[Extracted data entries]
-- -- --
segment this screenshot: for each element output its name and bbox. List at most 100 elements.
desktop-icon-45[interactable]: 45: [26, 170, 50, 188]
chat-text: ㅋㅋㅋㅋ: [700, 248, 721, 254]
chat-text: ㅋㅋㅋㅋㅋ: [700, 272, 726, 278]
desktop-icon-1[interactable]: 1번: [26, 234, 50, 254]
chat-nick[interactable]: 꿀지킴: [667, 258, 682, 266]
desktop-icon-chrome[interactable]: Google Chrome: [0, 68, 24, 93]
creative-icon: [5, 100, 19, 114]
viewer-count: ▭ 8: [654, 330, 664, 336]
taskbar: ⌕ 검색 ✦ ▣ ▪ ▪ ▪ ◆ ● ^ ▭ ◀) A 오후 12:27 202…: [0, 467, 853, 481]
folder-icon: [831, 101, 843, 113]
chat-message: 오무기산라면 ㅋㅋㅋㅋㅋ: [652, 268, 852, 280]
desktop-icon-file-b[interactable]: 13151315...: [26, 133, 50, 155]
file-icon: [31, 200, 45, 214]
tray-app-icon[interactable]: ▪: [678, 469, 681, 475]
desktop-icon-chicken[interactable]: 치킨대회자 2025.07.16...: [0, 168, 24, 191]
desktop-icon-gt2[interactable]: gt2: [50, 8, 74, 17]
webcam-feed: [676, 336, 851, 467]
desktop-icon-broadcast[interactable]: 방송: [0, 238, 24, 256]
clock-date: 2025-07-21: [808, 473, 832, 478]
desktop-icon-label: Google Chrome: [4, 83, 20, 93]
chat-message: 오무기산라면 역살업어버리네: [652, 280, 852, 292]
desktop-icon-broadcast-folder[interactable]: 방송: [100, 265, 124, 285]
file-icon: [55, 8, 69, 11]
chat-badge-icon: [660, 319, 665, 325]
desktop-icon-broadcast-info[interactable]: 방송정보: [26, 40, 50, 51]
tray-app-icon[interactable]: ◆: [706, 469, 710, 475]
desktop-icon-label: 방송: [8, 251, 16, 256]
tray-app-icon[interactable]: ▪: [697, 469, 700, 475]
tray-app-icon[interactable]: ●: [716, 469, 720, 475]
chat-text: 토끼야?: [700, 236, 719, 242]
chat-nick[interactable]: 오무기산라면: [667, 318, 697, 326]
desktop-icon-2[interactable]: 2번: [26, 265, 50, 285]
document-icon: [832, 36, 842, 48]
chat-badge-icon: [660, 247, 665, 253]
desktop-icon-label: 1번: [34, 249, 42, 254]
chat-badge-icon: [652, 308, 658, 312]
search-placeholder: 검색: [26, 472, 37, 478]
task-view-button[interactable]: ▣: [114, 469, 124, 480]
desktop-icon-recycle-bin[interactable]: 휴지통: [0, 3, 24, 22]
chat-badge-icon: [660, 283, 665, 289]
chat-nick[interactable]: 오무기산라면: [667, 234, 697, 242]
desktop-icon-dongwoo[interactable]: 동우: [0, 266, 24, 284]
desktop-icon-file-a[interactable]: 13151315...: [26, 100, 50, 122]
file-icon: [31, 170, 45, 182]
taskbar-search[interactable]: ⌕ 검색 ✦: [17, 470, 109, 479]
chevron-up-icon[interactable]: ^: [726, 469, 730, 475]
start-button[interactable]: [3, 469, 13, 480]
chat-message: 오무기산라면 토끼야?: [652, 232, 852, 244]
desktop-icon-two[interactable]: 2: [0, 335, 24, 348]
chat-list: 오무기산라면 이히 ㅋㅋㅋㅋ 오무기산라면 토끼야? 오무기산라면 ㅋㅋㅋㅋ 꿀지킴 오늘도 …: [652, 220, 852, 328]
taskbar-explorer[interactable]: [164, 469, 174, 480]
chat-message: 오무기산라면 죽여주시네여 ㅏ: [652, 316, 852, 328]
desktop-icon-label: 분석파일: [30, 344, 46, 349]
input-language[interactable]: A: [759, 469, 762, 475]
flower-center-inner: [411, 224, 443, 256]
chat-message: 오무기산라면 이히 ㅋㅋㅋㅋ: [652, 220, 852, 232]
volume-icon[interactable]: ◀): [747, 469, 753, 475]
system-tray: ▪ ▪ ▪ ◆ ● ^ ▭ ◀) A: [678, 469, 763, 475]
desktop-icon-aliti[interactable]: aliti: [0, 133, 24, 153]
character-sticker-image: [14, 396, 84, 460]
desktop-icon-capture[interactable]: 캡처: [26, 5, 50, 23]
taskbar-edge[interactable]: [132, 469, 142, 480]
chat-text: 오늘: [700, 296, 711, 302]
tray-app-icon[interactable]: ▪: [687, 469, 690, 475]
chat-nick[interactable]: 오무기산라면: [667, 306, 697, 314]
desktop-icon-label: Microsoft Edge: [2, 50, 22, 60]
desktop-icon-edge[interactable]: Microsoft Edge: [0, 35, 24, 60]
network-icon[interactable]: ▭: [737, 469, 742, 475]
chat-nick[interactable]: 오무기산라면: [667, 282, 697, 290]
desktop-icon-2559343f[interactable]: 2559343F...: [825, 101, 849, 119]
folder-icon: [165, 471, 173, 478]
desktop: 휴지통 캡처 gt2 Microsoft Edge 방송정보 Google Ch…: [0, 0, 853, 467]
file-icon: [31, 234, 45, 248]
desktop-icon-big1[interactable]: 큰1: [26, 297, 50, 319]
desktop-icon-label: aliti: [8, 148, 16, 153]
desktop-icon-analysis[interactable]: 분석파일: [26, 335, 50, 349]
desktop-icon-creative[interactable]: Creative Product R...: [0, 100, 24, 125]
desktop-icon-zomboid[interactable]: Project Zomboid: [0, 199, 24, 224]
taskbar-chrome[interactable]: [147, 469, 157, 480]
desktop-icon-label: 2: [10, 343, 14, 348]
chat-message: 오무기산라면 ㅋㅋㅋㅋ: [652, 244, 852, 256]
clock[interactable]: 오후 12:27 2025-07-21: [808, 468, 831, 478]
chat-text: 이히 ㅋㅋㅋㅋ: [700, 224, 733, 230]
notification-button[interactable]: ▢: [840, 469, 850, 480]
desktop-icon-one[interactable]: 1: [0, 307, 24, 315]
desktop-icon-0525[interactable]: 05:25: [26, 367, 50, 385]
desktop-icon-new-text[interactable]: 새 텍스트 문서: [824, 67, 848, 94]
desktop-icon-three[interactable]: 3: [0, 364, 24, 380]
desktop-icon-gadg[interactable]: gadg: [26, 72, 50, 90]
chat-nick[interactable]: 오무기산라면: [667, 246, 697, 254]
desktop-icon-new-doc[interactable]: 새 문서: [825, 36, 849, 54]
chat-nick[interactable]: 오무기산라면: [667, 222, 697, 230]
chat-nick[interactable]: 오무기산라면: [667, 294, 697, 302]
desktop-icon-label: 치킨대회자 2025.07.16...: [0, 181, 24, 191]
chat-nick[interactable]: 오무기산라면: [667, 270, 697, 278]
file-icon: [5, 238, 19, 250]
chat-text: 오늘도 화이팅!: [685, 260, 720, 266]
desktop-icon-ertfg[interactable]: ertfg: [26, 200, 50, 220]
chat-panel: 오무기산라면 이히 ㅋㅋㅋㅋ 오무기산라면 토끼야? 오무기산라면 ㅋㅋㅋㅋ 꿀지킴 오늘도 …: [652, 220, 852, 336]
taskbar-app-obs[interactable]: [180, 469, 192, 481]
-- -- --
> _WORK TO DO_
Print the lines of the listing above verbatim, all of them.

> _WRITTEN ANSWER_
segment this screenshot: for each element output its name and bbox. List at most 100 elements.
desktop-icon-45[interactable]: 45: [26, 170, 50, 188]
chat-text: ㅋㅋㅋㅋ: [700, 248, 721, 254]
chat-text: ㅋㅋㅋㅋㅋ: [700, 272, 726, 278]
desktop-icon-1[interactable]: 1번: [26, 234, 50, 254]
chat-nick[interactable]: 꿀지킴: [667, 258, 682, 266]
desktop-icon-chrome[interactable]: Google Chrome: [0, 68, 24, 93]
creative-icon: [5, 100, 19, 114]
viewer-count: ▭ 8: [654, 330, 664, 336]
taskbar: ⌕ 검색 ✦ ▣ ▪ ▪ ▪ ◆ ● ^ ▭ ◀) A 오후 12:27 202…: [0, 467, 853, 481]
folder-icon: [831, 101, 843, 113]
chat-message: 오무기산라면 ㅋㅋㅋㅋㅋ: [652, 268, 852, 280]
desktop-icon-file-b[interactable]: 13151315...: [26, 133, 50, 155]
file-icon: [31, 200, 45, 214]
tray-app-icon[interactable]: ▪: [678, 469, 681, 475]
desktop-icon-chicken[interactable]: 치킨대회자 2025.07.16...: [0, 168, 24, 191]
desktop-icon-gt2[interactable]: gt2: [50, 8, 74, 17]
webcam-feed: [676, 336, 851, 467]
desktop-icon-broadcast[interactable]: 방송: [0, 238, 24, 256]
clock-date: 2025-07-21: [808, 473, 832, 478]
desktop-icon-label: Google Chrome: [4, 83, 20, 93]
chat-message: 오무기산라면 역살업어버리네: [652, 280, 852, 292]
desktop-icon-broadcast-folder[interactable]: 방송: [100, 265, 124, 285]
file-icon: [55, 8, 69, 11]
chat-badge-icon: [660, 319, 665, 325]
desktop-icon-broadcast-info[interactable]: 방송정보: [26, 40, 50, 51]
tray-app-icon[interactable]: ◆: [706, 469, 710, 475]
desktop-icon-label: 방송: [8, 251, 16, 256]
tray-app-icon[interactable]: ▪: [697, 469, 700, 475]
tray-app-icon[interactable]: ●: [716, 469, 720, 475]
chat-text: 토끼야?: [700, 236, 719, 242]
chat-nick[interactable]: 오무기산라면: [667, 318, 697, 326]
desktop-icon-2[interactable]: 2번: [26, 265, 50, 285]
document-icon: [832, 36, 842, 48]
chat-badge-icon: [660, 247, 665, 253]
desktop-icon-label: 1번: [34, 249, 42, 254]
chat-badge-icon: [652, 308, 658, 312]
search-placeholder: 검색: [26, 472, 37, 478]
task-view-button[interactable]: ▣: [114, 469, 124, 480]
desktop-icon-recycle-bin[interactable]: 휴지통: [0, 3, 24, 22]
chat-badge-icon: [660, 283, 665, 289]
chat-nick[interactable]: 오무기산라면: [667, 234, 697, 242]
desktop-icon-dongwoo[interactable]: 동우: [0, 266, 24, 284]
desktop-icon-file-a[interactable]: 13151315...: [26, 100, 50, 122]
file-icon: [31, 170, 45, 182]
taskbar-search[interactable]: ⌕ 검색 ✦: [17, 470, 109, 479]
chevron-up-icon[interactable]: ^: [726, 469, 730, 475]
start-button[interactable]: [3, 469, 13, 480]
chat-message: 오무기산라면 토끼야?: [652, 232, 852, 244]
desktop-icon-two[interactable]: 2: [0, 335, 24, 348]
chat-list: 오무기산라면 이히 ㅋㅋㅋㅋ 오무기산라면 토끼야? 오무기산라면 ㅋㅋㅋㅋ 꿀지킴 오늘도 …: [652, 220, 852, 328]
taskbar-explorer[interactable]: [164, 469, 174, 480]
chat-message: 오무기산라면 죽여주시네여 ㅏ: [652, 316, 852, 328]
desktop-icon-label: 분석파일: [30, 344, 46, 349]
input-language[interactable]: A: [759, 469, 762, 475]
flower-center-inner: [411, 224, 443, 256]
chat-message: 오무기산라면 이히 ㅋㅋㅋㅋ: [652, 220, 852, 232]
volume-icon[interactable]: ◀): [747, 469, 753, 475]
system-tray: ▪ ▪ ▪ ◆ ● ^ ▭ ◀) A: [678, 469, 763, 475]
desktop-icon-aliti[interactable]: aliti: [0, 133, 24, 153]
character-sticker-image: [14, 396, 84, 460]
desktop-icon-capture[interactable]: 캡처: [26, 5, 50, 23]
taskbar-edge[interactable]: [132, 469, 142, 480]
chat-text: 오늘: [700, 296, 711, 302]
tray-app-icon[interactable]: ▪: [687, 469, 690, 475]
chat-nick[interactable]: 오무기산라면: [667, 306, 697, 314]
desktop-icon-label: Microsoft Edge: [2, 50, 22, 60]
desktop-icon-edge[interactable]: Microsoft Edge: [0, 35, 24, 60]
network-icon[interactable]: ▭: [737, 469, 742, 475]
chat-nick[interactable]: 오무기산라면: [667, 282, 697, 290]
desktop-icon-2559343f[interactable]: 2559343F...: [825, 101, 849, 119]
folder-icon: [165, 471, 173, 478]
desktop: 휴지통 캡처 gt2 Microsoft Edge 방송정보 Google Ch…: [0, 0, 853, 467]
file-icon: [31, 234, 45, 248]
desktop-icon-big1[interactable]: 큰1: [26, 297, 50, 319]
desktop-icon-label: aliti: [8, 148, 16, 153]
desktop-icon-analysis[interactable]: 분석파일: [26, 335, 50, 349]
desktop-icon-creative[interactable]: Creative Product R...: [0, 100, 24, 125]
desktop-icon-zomboid[interactable]: Project Zomboid: [0, 199, 24, 224]
taskbar-chrome[interactable]: [147, 469, 157, 480]
desktop-icon-label: 2: [10, 343, 14, 348]
chat-message: 오무기산라면 ㅋㅋㅋㅋ: [652, 244, 852, 256]
clock[interactable]: 오후 12:27 2025-07-21: [808, 468, 831, 478]
chat-text: 이히 ㅋㅋㅋㅋ: [700, 224, 733, 230]
notification-button[interactable]: ▢: [840, 469, 850, 480]
desktop-icon-one[interactable]: 1: [0, 307, 24, 315]
desktop-icon-0525[interactable]: 05:25: [26, 367, 50, 385]
desktop-icon-new-text[interactable]: 새 텍스트 문서: [824, 67, 848, 94]
desktop-icon-three[interactable]: 3: [0, 364, 24, 380]
desktop-icon-gadg[interactable]: gadg: [26, 72, 50, 90]
chat-nick[interactable]: 오무기산라면: [667, 246, 697, 254]
desktop-icon-new-doc[interactable]: 새 문서: [825, 36, 849, 54]
chat-nick[interactable]: 오무기산라면: [667, 222, 697, 230]
chat-nick[interactable]: 오무기산라면: [667, 294, 697, 302]
desktop-icon-label: 치킨대회자 2025.07.16...: [0, 181, 24, 191]
chat-nick[interactable]: 오무기산라면: [667, 270, 697, 278]
file-icon: [5, 238, 19, 250]
chat-text: 오늘도 화이팅!: [685, 260, 720, 266]
desktop-icon-ertfg[interactable]: ertfg: [26, 200, 50, 220]
chat-panel: 오무기산라면 이히 ㅋㅋㅋㅋ 오무기산라면 토끼야? 오무기산라면 ㅋㅋㅋㅋ 꿀지킴 오늘도 …: [652, 220, 852, 336]
taskbar-app-obs[interactable]: [180, 469, 192, 481]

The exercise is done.